Copy each line with the word "Cumulative" in it.

begin EXCERPTED DATA

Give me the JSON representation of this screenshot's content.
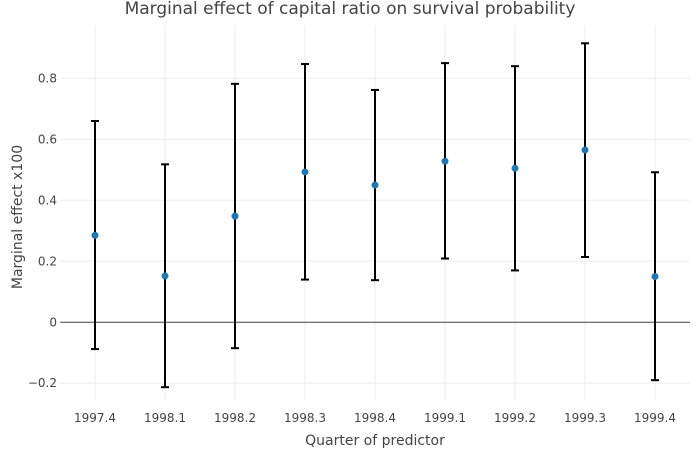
{
  "chart_data": {
    "type": "scatter",
    "title": "Marginal effect of capital ratio on survival probability",
    "xlabel": "Quarter of predictor",
    "ylabel": "Marginal effect x100",
    "categories": [
      "1997.4",
      "1998.1",
      "1998.2",
      "1998.3",
      "1998.4",
      "1999.1",
      "1999.2",
      "1999.3",
      "1999.4"
    ],
    "series": [
      {
        "values": [
          0.285,
          0.152,
          0.348,
          0.493,
          0.45,
          0.528,
          0.505,
          0.565,
          0.15
        ],
        "lower": [
          -0.088,
          -0.213,
          -0.085,
          0.14,
          0.138,
          0.209,
          0.17,
          0.214,
          -0.19
        ],
        "upper": [
          0.66,
          0.518,
          0.782,
          0.847,
          0.762,
          0.85,
          0.84,
          0.915,
          0.492
        ]
      }
    ],
    "yticks": [
      -0.2,
      0,
      0.2,
      0.4,
      0.6,
      0.8
    ],
    "ytick_labels": [
      "−0.2",
      "0",
      "0.2",
      "0.4",
      "0.6",
      "0.8"
    ],
    "ylim": [
      -0.255,
      0.975
    ],
    "grid": true,
    "zero_line": true,
    "colors": {
      "point": "#1f77b4",
      "error_bar": "#000000",
      "grid": "#eeeeee",
      "zero_line": "#444444"
    }
  }
}
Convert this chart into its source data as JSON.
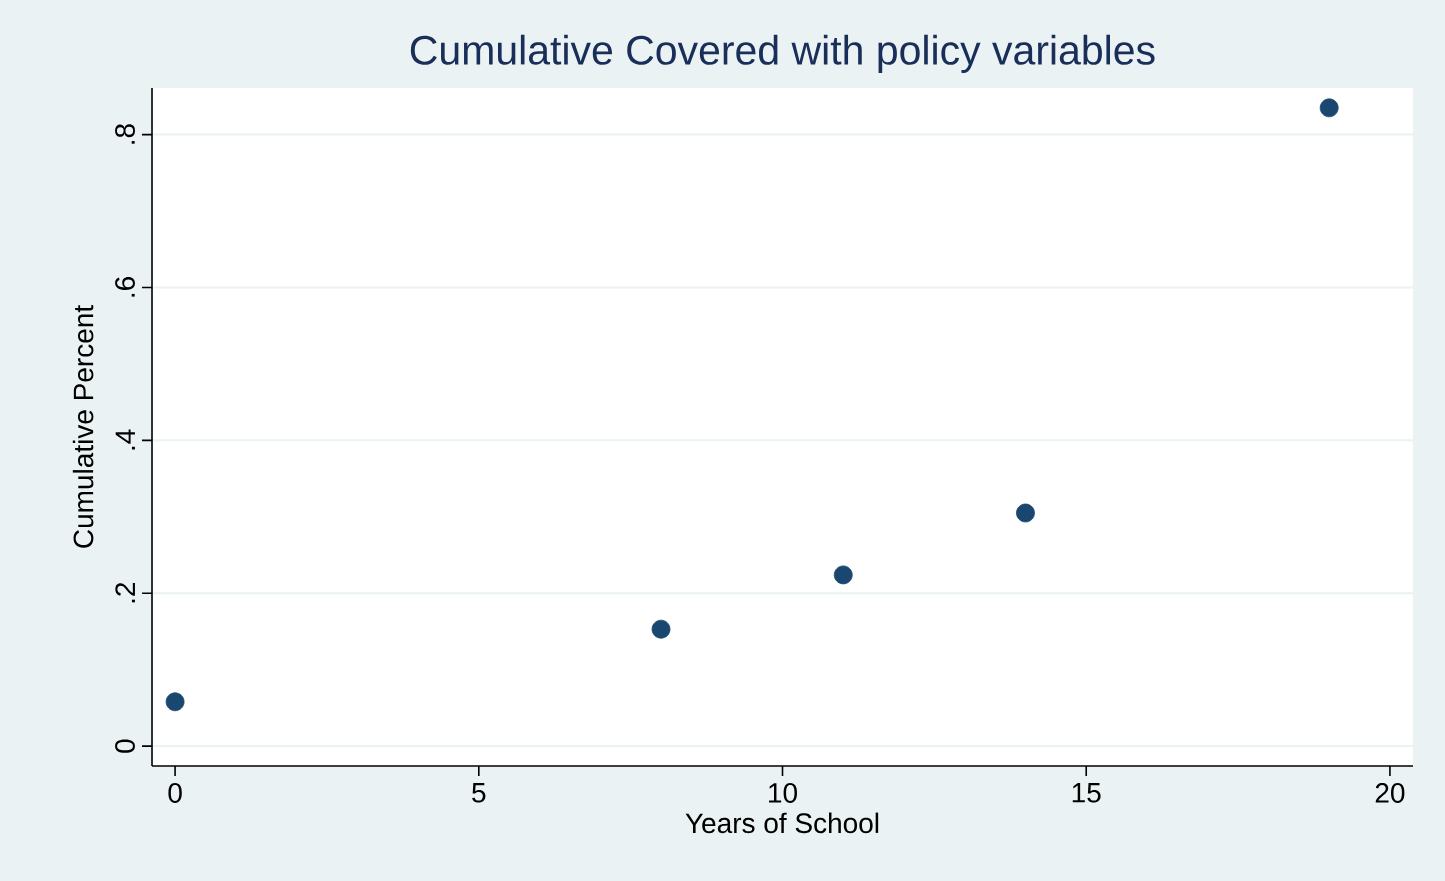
{
  "chart_data": {
    "type": "scatter",
    "title": "Cumulative Covered with policy variables",
    "xlabel": "Years of School",
    "ylabel": "Cumulative Percent",
    "x": [
      0,
      8,
      11,
      14,
      19
    ],
    "values": [
      0.058,
      0.153,
      0.224,
      0.305,
      0.835
    ],
    "color": "#1a476f",
    "xlim": [
      -0.38,
      20.38
    ],
    "ylim": [
      -0.026,
      0.861
    ],
    "xticks": [
      0,
      5,
      10,
      15,
      20
    ],
    "yticks": [
      0,
      {
        "value": 0.2,
        "label": ".2"
      },
      {
        "value": 0.4,
        "label": ".4"
      },
      {
        "value": 0.6,
        "label": ".6"
      },
      {
        "value": 0.8,
        "label": ".8"
      }
    ],
    "grid": "y"
  }
}
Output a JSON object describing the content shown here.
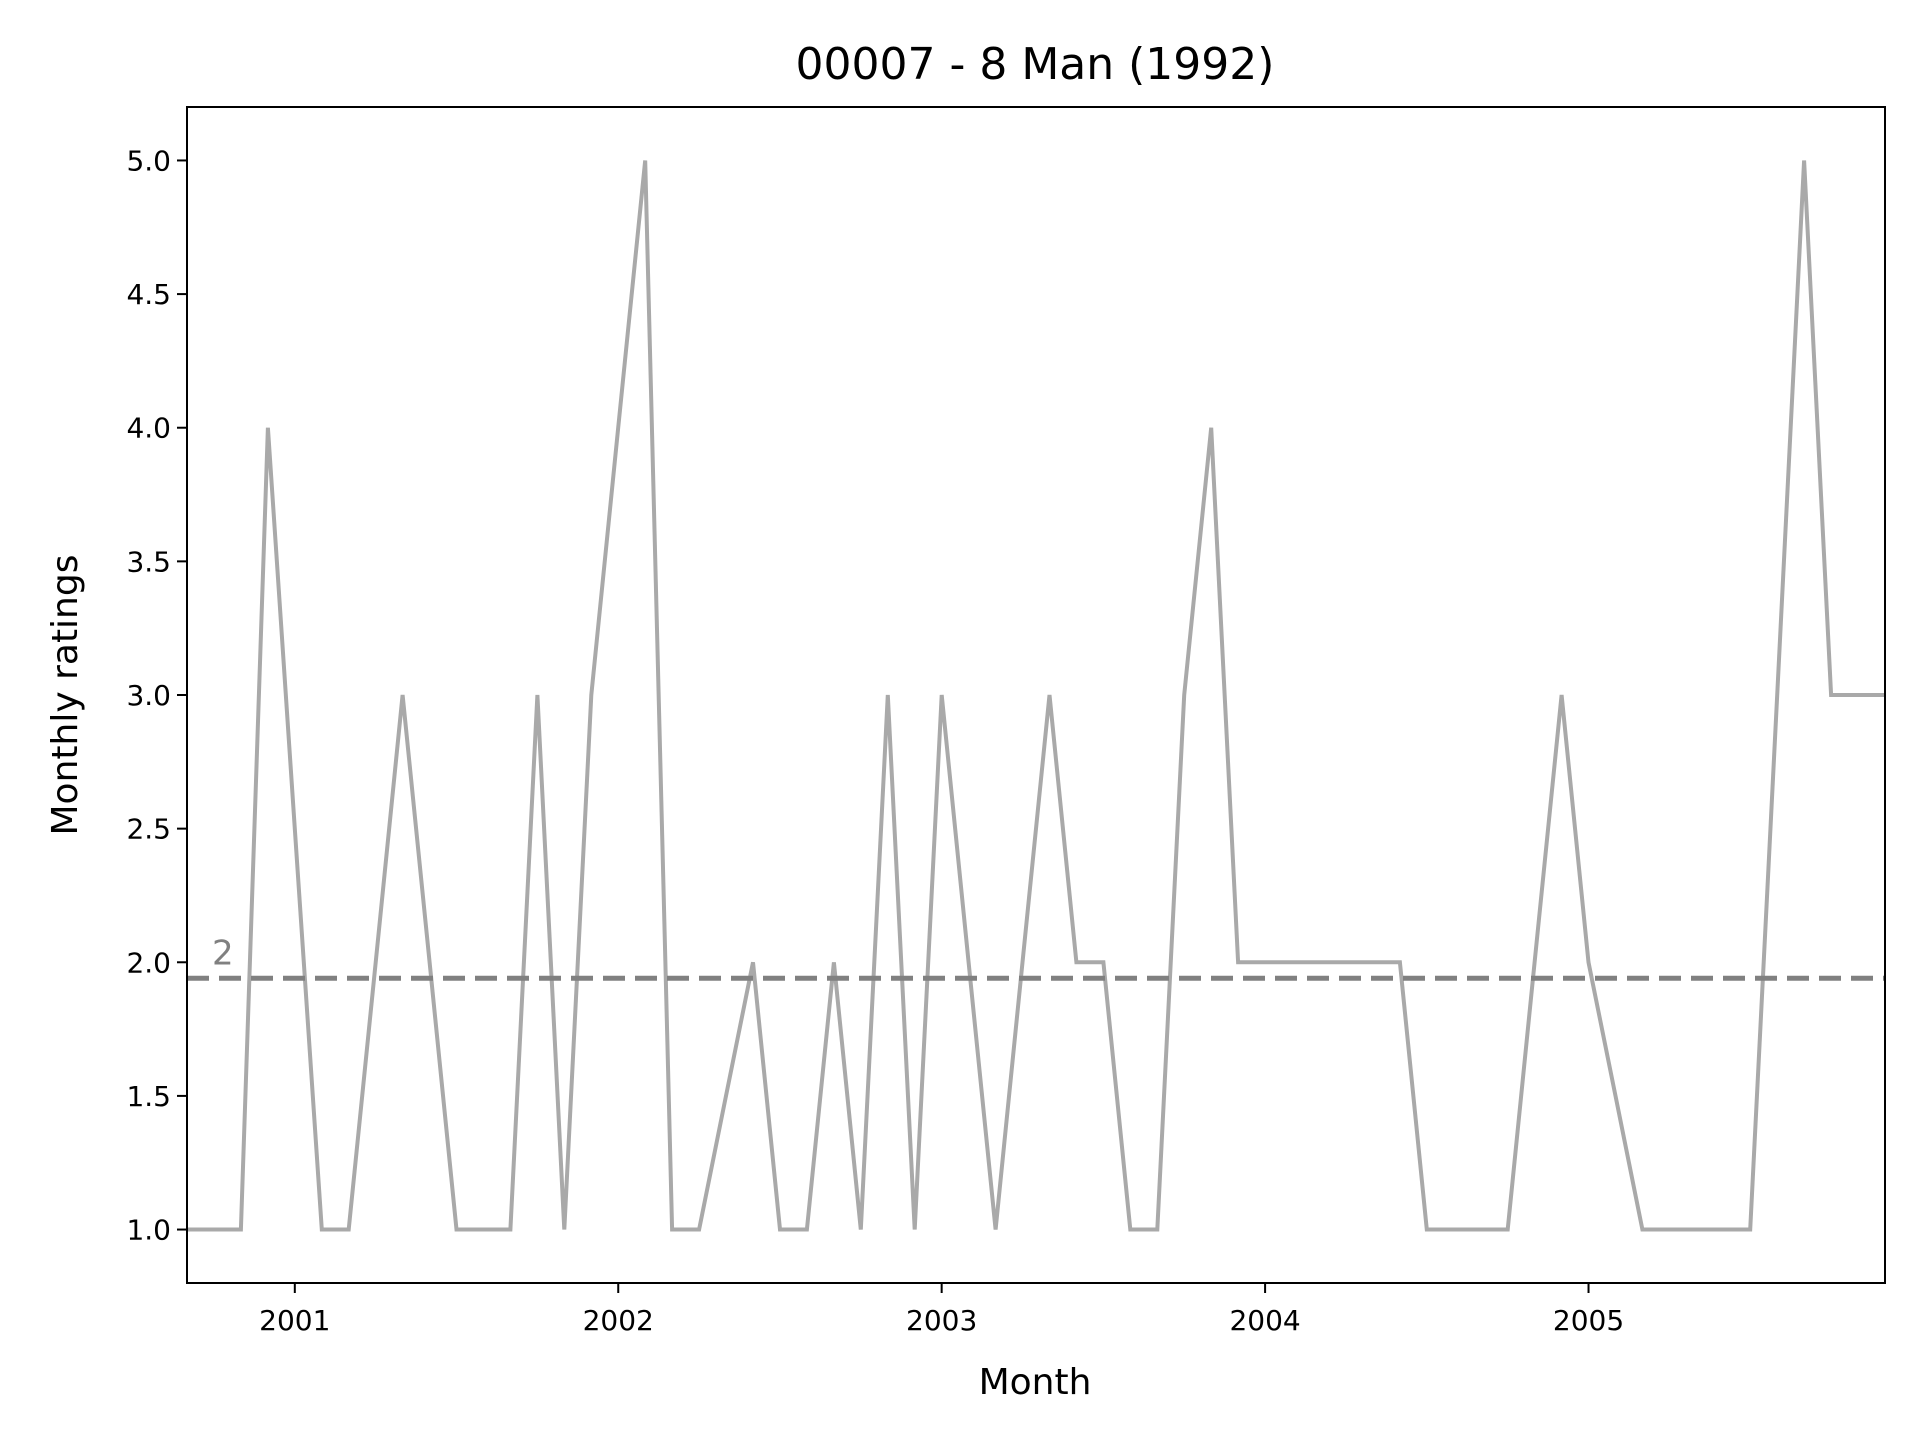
{
  "chart_data": {
    "type": "line",
    "title": "00007 - 8 Man (1992)",
    "xlabel": "Month",
    "ylabel": "Monthly ratings",
    "xlim": [
      "2000-09-01",
      "2005-12-01"
    ],
    "ylim": [
      0.8,
      5.2
    ],
    "grid": false,
    "x_ticks": [
      {
        "label": "2001",
        "date": "2001-01-01"
      },
      {
        "label": "2002",
        "date": "2002-01-01"
      },
      {
        "label": "2003",
        "date": "2003-01-01"
      },
      {
        "label": "2004",
        "date": "2004-01-01"
      },
      {
        "label": "2005",
        "date": "2005-01-01"
      }
    ],
    "y_ticks": [
      "1.0",
      "1.5",
      "2.0",
      "2.5",
      "3.0",
      "3.5",
      "4.0",
      "4.5",
      "5.0"
    ],
    "series": [
      {
        "color": "#a9a9a9",
        "x": [
          "2000-09",
          "2000-10",
          "2000-11",
          "2000-12",
          "2001-01",
          "2001-02",
          "2001-03",
          "2001-04",
          "2001-05",
          "2001-06",
          "2001-07",
          "2001-08",
          "2001-09",
          "2001-10",
          "2001-11",
          "2001-12",
          "2002-01",
          "2002-02",
          "2002-03",
          "2002-04",
          "2002-05",
          "2002-06",
          "2002-07",
          "2002-08",
          "2002-09",
          "2002-10",
          "2002-11",
          "2002-12",
          "2003-01",
          "2003-02",
          "2003-03",
          "2003-04",
          "2003-05",
          "2003-06",
          "2003-07",
          "2003-08",
          "2003-09",
          "2003-10",
          "2003-11",
          "2003-12",
          "2004-01",
          "2004-02",
          "2004-03",
          "2004-04",
          "2004-05",
          "2004-06",
          "2004-07",
          "2004-08",
          "2004-09",
          "2004-10",
          "2004-11",
          "2004-12",
          "2005-01",
          "2005-02",
          "2005-03",
          "2005-04",
          "2005-05",
          "2005-06",
          "2005-07",
          "2005-08",
          "2005-09",
          "2005-10",
          "2005-11",
          "2005-12"
        ],
        "values": [
          1,
          1,
          1,
          4,
          2.5,
          1,
          1,
          2,
          3,
          2,
          1,
          1,
          1,
          3,
          1,
          3,
          4,
          5,
          1,
          1,
          1.5,
          2,
          1,
          1,
          2,
          1,
          3,
          1,
          3,
          2,
          1,
          2,
          3,
          2,
          2,
          1,
          1,
          3,
          4,
          2,
          2,
          2,
          2,
          2,
          2,
          2,
          1,
          1,
          1,
          1,
          2,
          3,
          2,
          1.5,
          1,
          1,
          1,
          1,
          1,
          3,
          5,
          3,
          3,
          3
        ]
      }
    ],
    "reference_line": {
      "value": 1.94,
      "label": "2",
      "color": "#808080",
      "style": "dashed"
    }
  }
}
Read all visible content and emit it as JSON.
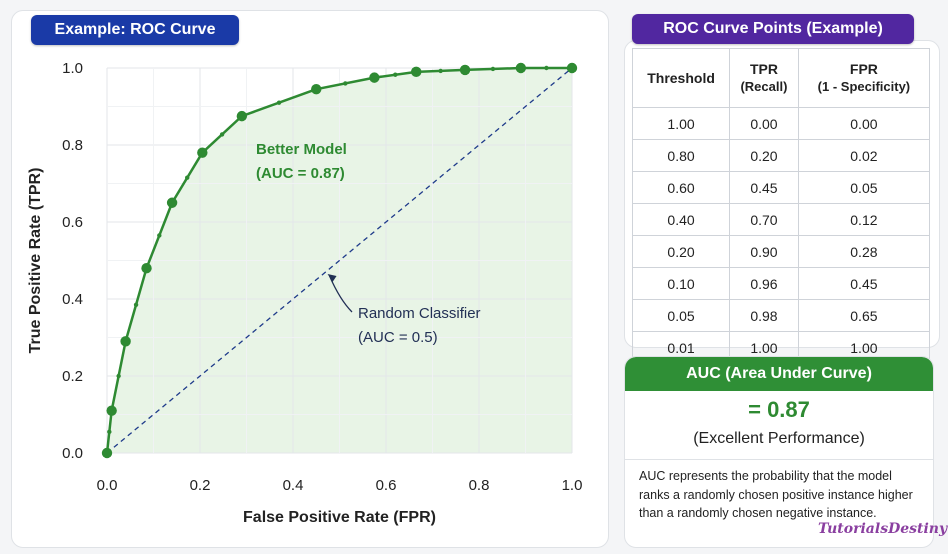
{
  "chart_title": "Example: ROC Curve",
  "table_title": "ROC Curve Points (Example)",
  "chart_data": {
    "type": "line",
    "xlabel": "False Positive Rate (FPR)",
    "ylabel": "True Positive Rate (TPR)",
    "xlim": [
      0,
      1
    ],
    "ylim": [
      0,
      1
    ],
    "xticks": [
      "0.0",
      "0.2",
      "0.4",
      "0.6",
      "0.8",
      "1.0"
    ],
    "yticks": [
      "0.0",
      "0.2",
      "0.4",
      "0.6",
      "0.8",
      "1.0"
    ],
    "grid": true,
    "series": [
      {
        "name": "Better Model",
        "color": "#2e8a32",
        "fill": "#e8f4e6",
        "x": [
          0.0,
          0.01,
          0.04,
          0.085,
          0.14,
          0.205,
          0.29,
          0.45,
          0.575,
          0.665,
          0.77,
          0.89,
          1.0
        ],
        "y": [
          0.0,
          0.11,
          0.29,
          0.48,
          0.65,
          0.78,
          0.875,
          0.945,
          0.975,
          0.99,
          0.995,
          1.0,
          1.0
        ]
      },
      {
        "name": "Random Classifier",
        "color": "#1e3a8a",
        "dashed": true,
        "x": [
          0,
          1
        ],
        "y": [
          0,
          1
        ]
      }
    ],
    "annotations": [
      {
        "text": [
          "Better Model",
          "(AUC = 0.87)"
        ]
      },
      {
        "text": [
          "Random Classifier",
          "(AUC = 0.5)"
        ]
      }
    ]
  },
  "table": {
    "headers": [
      [
        "Threshold"
      ],
      [
        "TPR",
        "(Recall)"
      ],
      [
        "FPR",
        "(1 - Specificity)"
      ]
    ],
    "rows": [
      [
        "1.00",
        "0.00",
        "0.00"
      ],
      [
        "0.80",
        "0.20",
        "0.02"
      ],
      [
        "0.60",
        "0.45",
        "0.05"
      ],
      [
        "0.40",
        "0.70",
        "0.12"
      ],
      [
        "0.20",
        "0.90",
        "0.28"
      ],
      [
        "0.10",
        "0.96",
        "0.45"
      ],
      [
        "0.05",
        "0.98",
        "0.65"
      ],
      [
        "0.01",
        "1.00",
        "1.00"
      ]
    ]
  },
  "auc": {
    "title": "AUC (Area Under Curve)",
    "value": "= 0.87",
    "performance": "(Excellent Performance)",
    "description": "AUC represents the probability that the model ranks a randomly chosen positive instance higher than a randomly chosen negative instance."
  },
  "watermark": "TutorialsDestiny"
}
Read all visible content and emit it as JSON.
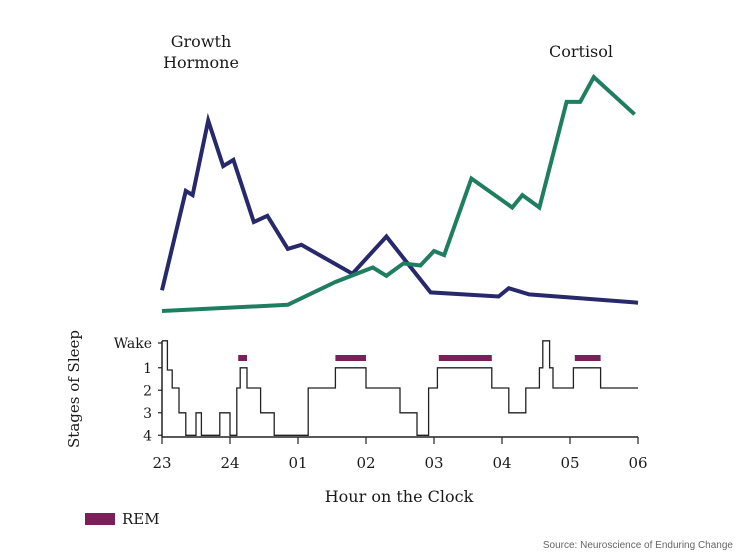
{
  "chart_data": [
    {
      "type": "line",
      "title": "",
      "xlabel": "",
      "ylabel": "",
      "x_range": [
        23,
        30
      ],
      "y_range": [
        0,
        100
      ],
      "series": [
        {
          "name": "Growth Hormone",
          "color": "#27296b",
          "points": [
            [
              23.0,
              10
            ],
            [
              23.35,
              58
            ],
            [
              23.45,
              56
            ],
            [
              23.68,
              92
            ],
            [
              23.9,
              70
            ],
            [
              24.05,
              73
            ],
            [
              24.35,
              43
            ],
            [
              24.55,
              46
            ],
            [
              24.85,
              30
            ],
            [
              25.05,
              32
            ],
            [
              25.8,
              18
            ],
            [
              26.3,
              36
            ],
            [
              26.95,
              9
            ],
            [
              27.95,
              7
            ],
            [
              28.1,
              11
            ],
            [
              28.4,
              8
            ],
            [
              30.0,
              4
            ]
          ]
        },
        {
          "name": "Cortisol",
          "color": "#1f7e60",
          "points": [
            [
              23.0,
              0
            ],
            [
              24.85,
              3
            ],
            [
              25.55,
              14
            ],
            [
              26.1,
              21
            ],
            [
              26.3,
              17
            ],
            [
              26.55,
              23
            ],
            [
              26.8,
              22
            ],
            [
              27.0,
              29
            ],
            [
              27.15,
              27
            ],
            [
              27.55,
              64
            ],
            [
              28.15,
              50
            ],
            [
              28.3,
              56
            ],
            [
              28.55,
              50
            ],
            [
              28.95,
              101
            ],
            [
              29.15,
              101
            ],
            [
              29.35,
              113
            ],
            [
              29.95,
              95
            ]
          ]
        }
      ]
    },
    {
      "type": "line",
      "title": "",
      "xlabel": "Hour on the Clock",
      "ylabel": "Stages of Sleep",
      "x_ticks": [
        "23",
        "24",
        "01",
        "02",
        "03",
        "04",
        "05",
        "06"
      ],
      "y_ticks": [
        "Wake",
        "1",
        "2",
        "3",
        "4"
      ],
      "y_range": [
        4,
        -0.3
      ],
      "hypnogram": [
        [
          23.0,
          -0.2
        ],
        [
          23.08,
          1.1
        ],
        [
          23.15,
          1.9
        ],
        [
          23.25,
          3.0
        ],
        [
          23.35,
          4.0
        ],
        [
          23.5,
          3.0
        ],
        [
          23.58,
          4.0
        ],
        [
          23.85,
          3.0
        ],
        [
          24.0,
          4.0
        ],
        [
          24.1,
          1.9
        ],
        [
          24.15,
          1.0
        ],
        [
          24.25,
          1.9
        ],
        [
          24.45,
          3.0
        ],
        [
          24.65,
          4.0
        ],
        [
          25.15,
          1.9
        ],
        [
          25.55,
          1.0
        ],
        [
          26.0,
          1.9
        ],
        [
          26.5,
          3.0
        ],
        [
          26.75,
          4.0
        ],
        [
          26.92,
          1.9
        ],
        [
          27.05,
          1.0
        ],
        [
          27.85,
          1.9
        ],
        [
          28.1,
          3.0
        ],
        [
          28.35,
          1.9
        ],
        [
          28.55,
          1.0
        ],
        [
          28.6,
          -0.2
        ],
        [
          28.7,
          1.0
        ],
        [
          28.75,
          1.9
        ],
        [
          29.05,
          1.0
        ],
        [
          29.45,
          1.9
        ],
        [
          30.0,
          1.9
        ]
      ],
      "rem_periods": [
        [
          24.12,
          24.25
        ],
        [
          25.55,
          26.0
        ],
        [
          27.07,
          27.85
        ],
        [
          29.07,
          29.45
        ]
      ],
      "rem_color": "#7b1f5a"
    }
  ],
  "labels": {
    "growth_hormone_line1": "Growth",
    "growth_hormone_line2": "Hormone",
    "cortisol": "Cortisol"
  },
  "legend": {
    "rem_label": "REM",
    "rem_color": "#7b1f5a"
  },
  "source": "Source: Neuroscience of Enduring Change"
}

end EXCERPTED DATA

**WRITTEN SOLUTION**
    "title": "Cumulative Covered with policy variables",
    "ylabel": "Cumulative Percent",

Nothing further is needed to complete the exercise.